= Document text =
_ _ _ _ _ _ _

The Case for Radiotelegraphy (CW)
With the elimination of the FCC Element One telegraphy exam for all classes of Amateur Radio License, it is hoped that individuals will now take a more dispassionate, logical look at radiotelegraphy, without concerns regarding possible hidden agendas or other politics related to the regulatory process.
The Beginning...Morse Telegraphy
The fountainhead of all modern communications is the electromagnetic telegraph. The telegraph was a true revolution in telecommunications. It standardized time, made safe rail transportation possible, and revolutionized industry, war, and commerce. It transformed local stock and commodities exchanges into worldwide engines of capitalism and economic progress. The telegraph supported the development of other modern infrastructure, from pipeline storage and distribution systems to modern urban fire departments.
In comparison to the telegraph, its modern successor, the Internet, is simply a refinement. It accomplishes the same tasks more efficiently, but fundamentally, it still performs the same tasks as the telegraph. The real revolution occurred nearly 150 years earlier.

_ _ _ _ _ _ _

= Excerpted records =
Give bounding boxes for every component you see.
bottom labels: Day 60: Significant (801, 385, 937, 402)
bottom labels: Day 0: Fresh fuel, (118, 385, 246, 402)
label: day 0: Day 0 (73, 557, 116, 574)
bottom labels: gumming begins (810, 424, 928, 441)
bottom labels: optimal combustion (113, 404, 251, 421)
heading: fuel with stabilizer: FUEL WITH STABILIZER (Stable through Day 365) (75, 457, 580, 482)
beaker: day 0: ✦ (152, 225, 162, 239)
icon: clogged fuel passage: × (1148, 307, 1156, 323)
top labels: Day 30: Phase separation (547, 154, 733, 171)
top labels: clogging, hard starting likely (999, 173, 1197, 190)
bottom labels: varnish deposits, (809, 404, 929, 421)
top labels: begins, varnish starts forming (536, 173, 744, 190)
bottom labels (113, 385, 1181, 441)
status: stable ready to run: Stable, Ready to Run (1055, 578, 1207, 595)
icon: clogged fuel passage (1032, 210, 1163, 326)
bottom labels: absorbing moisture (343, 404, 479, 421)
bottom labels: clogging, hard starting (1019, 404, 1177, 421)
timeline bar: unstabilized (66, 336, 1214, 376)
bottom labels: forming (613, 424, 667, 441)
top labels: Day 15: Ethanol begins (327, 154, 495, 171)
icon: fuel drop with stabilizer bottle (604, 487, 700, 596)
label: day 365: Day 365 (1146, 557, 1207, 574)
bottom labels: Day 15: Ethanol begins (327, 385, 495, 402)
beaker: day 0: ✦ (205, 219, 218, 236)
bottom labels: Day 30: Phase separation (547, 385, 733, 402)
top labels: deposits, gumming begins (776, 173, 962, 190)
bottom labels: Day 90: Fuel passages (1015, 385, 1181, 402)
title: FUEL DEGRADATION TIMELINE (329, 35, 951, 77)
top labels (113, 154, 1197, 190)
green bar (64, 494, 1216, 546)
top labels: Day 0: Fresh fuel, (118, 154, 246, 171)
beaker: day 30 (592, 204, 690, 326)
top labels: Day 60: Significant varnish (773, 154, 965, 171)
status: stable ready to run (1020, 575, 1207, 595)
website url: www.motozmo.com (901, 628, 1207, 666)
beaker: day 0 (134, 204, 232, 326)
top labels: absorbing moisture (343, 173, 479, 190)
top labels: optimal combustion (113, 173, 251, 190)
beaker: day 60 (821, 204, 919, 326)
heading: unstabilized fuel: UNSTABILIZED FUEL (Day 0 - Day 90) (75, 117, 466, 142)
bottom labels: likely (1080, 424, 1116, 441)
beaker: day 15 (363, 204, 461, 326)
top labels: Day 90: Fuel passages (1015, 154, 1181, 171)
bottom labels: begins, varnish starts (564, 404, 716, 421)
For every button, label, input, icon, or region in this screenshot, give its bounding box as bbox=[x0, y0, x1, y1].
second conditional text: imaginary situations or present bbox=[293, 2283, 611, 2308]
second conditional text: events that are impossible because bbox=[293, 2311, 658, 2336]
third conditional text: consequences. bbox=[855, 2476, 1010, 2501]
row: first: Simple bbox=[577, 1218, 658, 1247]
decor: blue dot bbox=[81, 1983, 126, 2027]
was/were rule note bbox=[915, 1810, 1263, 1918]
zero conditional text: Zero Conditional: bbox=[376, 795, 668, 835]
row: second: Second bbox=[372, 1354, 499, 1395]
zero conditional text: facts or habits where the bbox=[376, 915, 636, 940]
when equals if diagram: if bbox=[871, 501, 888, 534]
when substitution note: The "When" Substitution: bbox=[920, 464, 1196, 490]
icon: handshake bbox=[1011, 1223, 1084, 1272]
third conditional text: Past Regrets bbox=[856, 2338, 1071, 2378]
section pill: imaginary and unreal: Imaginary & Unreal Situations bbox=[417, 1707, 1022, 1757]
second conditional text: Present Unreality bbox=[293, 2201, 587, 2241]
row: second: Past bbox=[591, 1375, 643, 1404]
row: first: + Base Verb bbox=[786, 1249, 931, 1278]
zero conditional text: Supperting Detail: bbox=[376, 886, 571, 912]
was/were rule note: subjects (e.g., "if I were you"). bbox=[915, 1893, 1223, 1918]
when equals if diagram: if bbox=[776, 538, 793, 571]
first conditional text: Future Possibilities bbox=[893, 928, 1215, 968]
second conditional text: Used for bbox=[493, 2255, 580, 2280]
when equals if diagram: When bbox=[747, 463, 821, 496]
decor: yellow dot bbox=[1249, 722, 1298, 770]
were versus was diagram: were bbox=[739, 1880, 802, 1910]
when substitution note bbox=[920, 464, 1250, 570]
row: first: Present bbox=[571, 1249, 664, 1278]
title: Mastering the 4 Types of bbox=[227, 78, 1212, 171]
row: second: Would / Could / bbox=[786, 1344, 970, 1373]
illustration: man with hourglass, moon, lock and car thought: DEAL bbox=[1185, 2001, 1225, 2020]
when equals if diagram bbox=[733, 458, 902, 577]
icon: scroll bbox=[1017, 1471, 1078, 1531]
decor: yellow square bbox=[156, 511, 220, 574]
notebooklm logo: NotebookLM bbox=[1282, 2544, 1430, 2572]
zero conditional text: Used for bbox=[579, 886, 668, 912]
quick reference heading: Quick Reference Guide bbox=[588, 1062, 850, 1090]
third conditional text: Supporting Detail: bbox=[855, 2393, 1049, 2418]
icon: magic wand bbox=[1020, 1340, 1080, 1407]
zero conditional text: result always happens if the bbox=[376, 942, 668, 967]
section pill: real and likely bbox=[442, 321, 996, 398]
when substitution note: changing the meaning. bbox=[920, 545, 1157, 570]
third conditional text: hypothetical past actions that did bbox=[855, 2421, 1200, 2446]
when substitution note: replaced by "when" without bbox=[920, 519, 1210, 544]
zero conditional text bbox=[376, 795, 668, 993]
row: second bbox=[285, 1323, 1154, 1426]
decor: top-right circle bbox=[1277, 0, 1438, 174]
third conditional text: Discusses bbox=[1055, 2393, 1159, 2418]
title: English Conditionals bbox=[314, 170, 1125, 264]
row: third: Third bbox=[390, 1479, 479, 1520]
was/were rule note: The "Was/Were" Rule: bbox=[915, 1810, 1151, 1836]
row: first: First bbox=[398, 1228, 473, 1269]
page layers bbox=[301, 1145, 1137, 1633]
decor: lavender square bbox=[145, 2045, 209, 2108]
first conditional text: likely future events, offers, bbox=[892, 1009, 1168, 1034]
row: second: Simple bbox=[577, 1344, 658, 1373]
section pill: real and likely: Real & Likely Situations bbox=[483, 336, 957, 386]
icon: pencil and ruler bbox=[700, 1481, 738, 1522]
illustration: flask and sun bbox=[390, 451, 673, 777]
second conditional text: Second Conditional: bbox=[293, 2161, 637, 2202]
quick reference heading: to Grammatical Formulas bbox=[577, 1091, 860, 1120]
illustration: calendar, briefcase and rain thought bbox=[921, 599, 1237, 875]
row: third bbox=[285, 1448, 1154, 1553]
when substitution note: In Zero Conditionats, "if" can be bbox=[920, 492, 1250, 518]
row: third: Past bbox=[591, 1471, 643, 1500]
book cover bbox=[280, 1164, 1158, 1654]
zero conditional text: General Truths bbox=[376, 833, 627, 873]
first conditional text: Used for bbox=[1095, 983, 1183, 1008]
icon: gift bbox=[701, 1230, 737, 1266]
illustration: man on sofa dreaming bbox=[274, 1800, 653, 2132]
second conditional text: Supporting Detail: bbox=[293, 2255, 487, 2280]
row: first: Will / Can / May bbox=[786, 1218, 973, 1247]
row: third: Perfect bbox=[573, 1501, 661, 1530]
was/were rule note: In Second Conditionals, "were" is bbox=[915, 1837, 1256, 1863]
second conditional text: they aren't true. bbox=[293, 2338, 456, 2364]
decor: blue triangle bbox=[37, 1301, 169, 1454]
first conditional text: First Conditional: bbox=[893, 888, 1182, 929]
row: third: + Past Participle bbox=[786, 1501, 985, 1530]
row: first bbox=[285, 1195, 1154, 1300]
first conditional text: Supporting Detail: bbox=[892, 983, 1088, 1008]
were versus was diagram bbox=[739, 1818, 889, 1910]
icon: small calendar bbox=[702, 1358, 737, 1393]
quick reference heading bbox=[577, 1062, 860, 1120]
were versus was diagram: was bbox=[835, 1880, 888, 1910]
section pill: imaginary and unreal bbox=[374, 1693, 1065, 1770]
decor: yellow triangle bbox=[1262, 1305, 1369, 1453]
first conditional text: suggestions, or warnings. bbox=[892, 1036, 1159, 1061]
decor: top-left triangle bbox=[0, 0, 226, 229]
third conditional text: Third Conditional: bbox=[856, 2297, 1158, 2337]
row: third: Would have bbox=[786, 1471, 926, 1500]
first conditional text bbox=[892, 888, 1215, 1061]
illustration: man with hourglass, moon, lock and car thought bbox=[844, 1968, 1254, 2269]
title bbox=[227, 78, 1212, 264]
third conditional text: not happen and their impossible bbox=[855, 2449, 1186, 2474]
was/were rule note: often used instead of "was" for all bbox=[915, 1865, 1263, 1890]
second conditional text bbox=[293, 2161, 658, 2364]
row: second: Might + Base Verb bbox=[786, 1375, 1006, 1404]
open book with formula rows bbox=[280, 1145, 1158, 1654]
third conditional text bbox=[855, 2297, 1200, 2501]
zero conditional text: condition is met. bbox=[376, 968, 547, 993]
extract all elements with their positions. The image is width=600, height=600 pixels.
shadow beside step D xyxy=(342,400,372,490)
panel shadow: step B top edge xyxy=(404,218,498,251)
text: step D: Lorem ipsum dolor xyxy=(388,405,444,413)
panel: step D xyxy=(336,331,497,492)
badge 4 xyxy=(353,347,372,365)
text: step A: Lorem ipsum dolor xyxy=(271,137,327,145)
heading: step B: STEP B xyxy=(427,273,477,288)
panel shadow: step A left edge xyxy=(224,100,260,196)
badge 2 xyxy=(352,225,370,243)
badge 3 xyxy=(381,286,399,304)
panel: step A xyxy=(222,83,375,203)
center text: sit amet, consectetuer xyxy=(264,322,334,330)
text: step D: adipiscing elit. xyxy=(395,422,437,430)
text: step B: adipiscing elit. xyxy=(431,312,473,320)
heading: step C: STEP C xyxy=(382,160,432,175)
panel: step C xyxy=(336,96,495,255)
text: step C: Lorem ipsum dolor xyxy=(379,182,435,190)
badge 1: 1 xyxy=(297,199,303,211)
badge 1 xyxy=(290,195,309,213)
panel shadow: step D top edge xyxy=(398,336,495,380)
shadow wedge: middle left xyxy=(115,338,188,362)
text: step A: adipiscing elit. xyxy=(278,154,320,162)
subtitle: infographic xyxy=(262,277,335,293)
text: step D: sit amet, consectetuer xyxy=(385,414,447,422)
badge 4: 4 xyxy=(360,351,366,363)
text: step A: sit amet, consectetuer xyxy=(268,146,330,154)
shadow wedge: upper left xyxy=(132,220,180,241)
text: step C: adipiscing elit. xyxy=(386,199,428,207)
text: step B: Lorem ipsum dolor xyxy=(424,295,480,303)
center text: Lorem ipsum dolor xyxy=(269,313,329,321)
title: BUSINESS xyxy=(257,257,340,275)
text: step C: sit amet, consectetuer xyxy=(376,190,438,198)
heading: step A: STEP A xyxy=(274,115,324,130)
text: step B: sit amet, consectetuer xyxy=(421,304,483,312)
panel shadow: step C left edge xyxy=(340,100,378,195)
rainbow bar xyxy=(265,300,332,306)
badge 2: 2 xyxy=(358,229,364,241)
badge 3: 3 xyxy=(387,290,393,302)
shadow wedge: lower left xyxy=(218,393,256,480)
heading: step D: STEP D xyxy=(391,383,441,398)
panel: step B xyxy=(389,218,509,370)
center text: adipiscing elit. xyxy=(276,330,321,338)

_ _ _ _ _ _ _

= Task requirements =
Can you carry on the essay on radiotelegraphy above, starting right after its last sentence about the real revolution?

= Exercise result =
It is interesting to note that the electromagnetic telegraph saw commercial use well into the mid 1980s, at which time it remained in use in railroad, brokerage, and similar business applications. Sadly, modern historians tend to overlook the history of the telegraph, resulting in the general perception that it disappeared with the development of the telephone. Ironically, even the Bell System utilized telegraphy to coordinate the repair and maintenance of long-distance telephone toll circuits, radio and television programming distribution networks, and the like. Telegraph systems were typically less expensive to utilize, easier to maintain, and telegraph carriers could be composited to operate simultaneously on voice circuits.
There must be a reason this very basic technology survived well into the later half of the 20th Century, and it had everything to do with efficiency!
The development of wireless communications in the late 19th and early 20th century brought the application of telegraphy to radio communications. For the first two decades of the 20th Century, voice communications was difficult to accomplish. The reasons for this are somewhat technical; however, a brief explanation is in order.
Early radio transmitters produced a damped oscillation caused by discharging a high voltage spark across a parallel resonant circuit, which was then coupled to an antenna system. The process was somewhat like ringing a bell. Each high voltage discharge across the gap would excite the L-C circuit, which would then “ring” at its resonant frequency with a decreasing amplitude (decrement) over time until again excited by the succeeding high voltage spark discharge. The “damping” effect associated with early spark transmitters made it impractical to modulate these early RF carriers.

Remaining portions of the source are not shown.